### [Written instruction]
Copy every line of the listing exactly.

### [Data for the task]
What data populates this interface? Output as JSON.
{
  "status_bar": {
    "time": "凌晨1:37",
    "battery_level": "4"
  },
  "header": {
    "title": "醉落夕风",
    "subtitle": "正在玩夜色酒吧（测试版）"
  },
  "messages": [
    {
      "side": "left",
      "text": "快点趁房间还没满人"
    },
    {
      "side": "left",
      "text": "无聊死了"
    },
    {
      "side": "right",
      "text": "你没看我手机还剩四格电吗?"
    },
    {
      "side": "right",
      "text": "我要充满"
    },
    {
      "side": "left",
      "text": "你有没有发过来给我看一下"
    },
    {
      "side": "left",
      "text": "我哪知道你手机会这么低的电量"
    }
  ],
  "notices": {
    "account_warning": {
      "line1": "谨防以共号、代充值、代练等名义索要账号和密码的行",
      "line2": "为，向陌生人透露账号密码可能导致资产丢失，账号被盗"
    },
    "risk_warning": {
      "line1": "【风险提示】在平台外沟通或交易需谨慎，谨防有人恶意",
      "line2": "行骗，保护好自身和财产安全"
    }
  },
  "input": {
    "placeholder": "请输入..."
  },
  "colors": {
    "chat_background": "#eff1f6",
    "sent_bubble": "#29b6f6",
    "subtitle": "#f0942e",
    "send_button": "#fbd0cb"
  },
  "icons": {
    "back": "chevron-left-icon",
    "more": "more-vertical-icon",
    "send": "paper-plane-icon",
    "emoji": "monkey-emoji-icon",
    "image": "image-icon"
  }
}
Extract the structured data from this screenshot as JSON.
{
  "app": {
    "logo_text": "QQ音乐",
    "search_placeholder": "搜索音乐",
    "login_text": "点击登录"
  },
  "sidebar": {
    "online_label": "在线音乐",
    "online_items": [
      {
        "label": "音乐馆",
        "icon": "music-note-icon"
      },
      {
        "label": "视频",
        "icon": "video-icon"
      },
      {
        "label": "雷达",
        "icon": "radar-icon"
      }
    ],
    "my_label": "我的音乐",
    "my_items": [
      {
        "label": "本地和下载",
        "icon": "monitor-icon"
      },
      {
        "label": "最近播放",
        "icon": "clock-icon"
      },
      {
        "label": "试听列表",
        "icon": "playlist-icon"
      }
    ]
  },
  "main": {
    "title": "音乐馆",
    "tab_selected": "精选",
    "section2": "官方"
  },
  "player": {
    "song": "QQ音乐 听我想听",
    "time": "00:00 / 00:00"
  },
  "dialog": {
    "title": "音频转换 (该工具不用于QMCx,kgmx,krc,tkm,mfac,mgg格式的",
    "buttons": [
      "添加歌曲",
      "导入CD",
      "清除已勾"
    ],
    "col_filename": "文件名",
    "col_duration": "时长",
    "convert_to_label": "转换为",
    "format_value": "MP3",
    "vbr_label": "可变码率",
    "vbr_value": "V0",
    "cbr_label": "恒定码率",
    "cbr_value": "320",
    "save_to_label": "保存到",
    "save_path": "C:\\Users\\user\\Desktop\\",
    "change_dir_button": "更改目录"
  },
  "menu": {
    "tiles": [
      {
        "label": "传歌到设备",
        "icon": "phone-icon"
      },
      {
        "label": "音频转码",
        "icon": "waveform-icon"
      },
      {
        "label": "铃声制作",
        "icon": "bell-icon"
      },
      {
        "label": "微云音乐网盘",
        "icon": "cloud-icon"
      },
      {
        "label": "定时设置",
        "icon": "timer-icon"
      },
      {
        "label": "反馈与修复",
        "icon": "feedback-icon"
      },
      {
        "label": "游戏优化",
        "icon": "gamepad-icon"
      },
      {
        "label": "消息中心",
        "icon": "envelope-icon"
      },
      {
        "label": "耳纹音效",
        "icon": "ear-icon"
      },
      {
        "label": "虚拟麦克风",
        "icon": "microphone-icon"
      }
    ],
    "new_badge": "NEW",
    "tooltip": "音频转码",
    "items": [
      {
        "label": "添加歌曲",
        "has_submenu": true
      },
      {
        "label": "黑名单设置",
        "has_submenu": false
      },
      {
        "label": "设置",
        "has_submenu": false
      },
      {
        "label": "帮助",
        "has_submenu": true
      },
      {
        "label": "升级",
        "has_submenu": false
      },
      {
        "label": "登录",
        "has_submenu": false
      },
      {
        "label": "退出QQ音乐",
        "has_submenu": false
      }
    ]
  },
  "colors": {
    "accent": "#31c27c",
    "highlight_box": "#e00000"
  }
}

### [Answer to this problem]
What data populates this interface? Output as JSON.
{
  "status_bar": {
    "time": "凌晨1:37",
    "battery_level": "4"
  },
  "header": {
    "title": "醉落夕风",
    "subtitle": "正在玩夜色酒吧（测试版）"
  },
  "messages": [
    {
      "side": "left",
      "text": "快点趁房间还没满人"
    },
    {
      "side": "left",
      "text": "无聊死了"
    },
    {
      "side": "right",
      "text": "你没看我手机还剩四格电吗?"
    },
    {
      "side": "right",
      "text": "我要充满"
    },
    {
      "side": "left",
      "text": "你有没有发过来给我看一下"
    },
    {
      "side": "left",
      "text": "我哪知道你手机会这么低的电量"
    }
  ],
  "notices": {
    "account_warning": {
      "line1": "谨防以共号、代充值、代练等名义索要账号和密码的行",
      "line2": "为，向陌生人透露账号密码可能导致资产丢失，账号被盗"
    },
    "risk_warning": {
      "line1": "【风险提示】在平台外沟通或交易需谨慎，谨防有人恶意",
      "line2": "行骗，保护好自身和财产安全"
    }
  },
  "input": {
    "placeholder": "请输入..."
  },
  "colors": {
    "chat_background": "#eff1f6",
    "sent_bubble": "#29b6f6",
    "subtitle": "#f0942e",
    "send_button": "#fbd0cb"
  },
  "icons": {
    "back": "chevron-left-icon",
    "more": "more-vertical-icon",
    "send": "paper-plane-icon",
    "emoji": "monkey-emoji-icon",
    "image": "image-icon"
  }
}
Extract the structured data from this screenshot as JSON.
{
  "app": {
    "logo_text": "QQ音乐",
    "search_placeholder": "搜索音乐",
    "login_text": "点击登录"
  },
  "sidebar": {
    "online_label": "在线音乐",
    "online_items": [
      {
        "label": "音乐馆",
        "icon": "music-note-icon"
      },
      {
        "label": "视频",
        "icon": "video-icon"
      },
      {
        "label": "雷达",
        "icon": "radar-icon"
      }
    ],
    "my_label": "我的音乐",
    "my_items": [
      {
        "label": "本地和下载",
        "icon": "monitor-icon"
      },
      {
        "label": "最近播放",
        "icon": "clock-icon"
      },
      {
        "label": "试听列表",
        "icon": "playlist-icon"
      }
    ]
  },
  "main": {
    "title": "音乐馆",
    "tab_selected": "精选",
    "section2": "官方"
  },
  "player": {
    "song": "QQ音乐 听我想听",
    "time": "00:00 / 00:00"
  },
  "dialog": {
    "title": "音频转换 (该工具不用于QMCx,kgmx,krc,tkm,mfac,mgg格式的",
    "buttons": [
      "添加歌曲",
      "导入CD",
      "清除已勾"
    ],
    "col_filename": "文件名",
    "col_duration": "时长",
    "convert_to_label": "转换为",
    "format_value": "MP3",
    "vbr_label": "可变码率",
    "vbr_value": "V0",
    "cbr_label": "恒定码率",
    "cbr_value": "320",
    "save_to_label": "保存到",
    "save_path": "C:\\Users\\user\\Desktop\\",
    "change_dir_button": "更改目录"
  },
  "menu": {
    "tiles": [
      {
        "label": "传歌到设备",
        "icon": "phone-icon"
      },
      {
        "label": "音频转码",
        "icon": "waveform-icon"
      },
      {
        "label": "铃声制作",
        "icon": "bell-icon"
      },
      {
        "label": "微云音乐网盘",
        "icon": "cloud-icon"
      },
      {
        "label": "定时设置",
        "icon": "timer-icon"
      },
      {
        "label": "反馈与修复",
        "icon": "feedback-icon"
      },
      {
        "label": "游戏优化",
        "icon": "gamepad-icon"
      },
      {
        "label": "消息中心",
        "icon": "envelope-icon"
      },
      {
        "label": "耳纹音效",
        "icon": "ear-icon"
      },
      {
        "label": "虚拟麦克风",
        "icon": "microphone-icon"
      }
    ],
    "new_badge": "NEW",
    "tooltip": "音频转码",
    "items": [
      {
        "label": "添加歌曲",
        "has_submenu": true
      },
      {
        "label": "黑名单设置",
        "has_submenu": false
      },
      {
        "label": "设置",
        "has_submenu": false
      },
      {
        "label": "帮助",
        "has_submenu": true
      },
      {
        "label": "升级",
        "has_submenu": false
      },
      {
        "label": "登录",
        "has_submenu": false
      },
      {
        "label": "退出QQ音乐",
        "has_submenu": false
      }
    ]
  },
  "colors": {
    "accent": "#31c27c",
    "highlight_box": "#e00000"
  }
}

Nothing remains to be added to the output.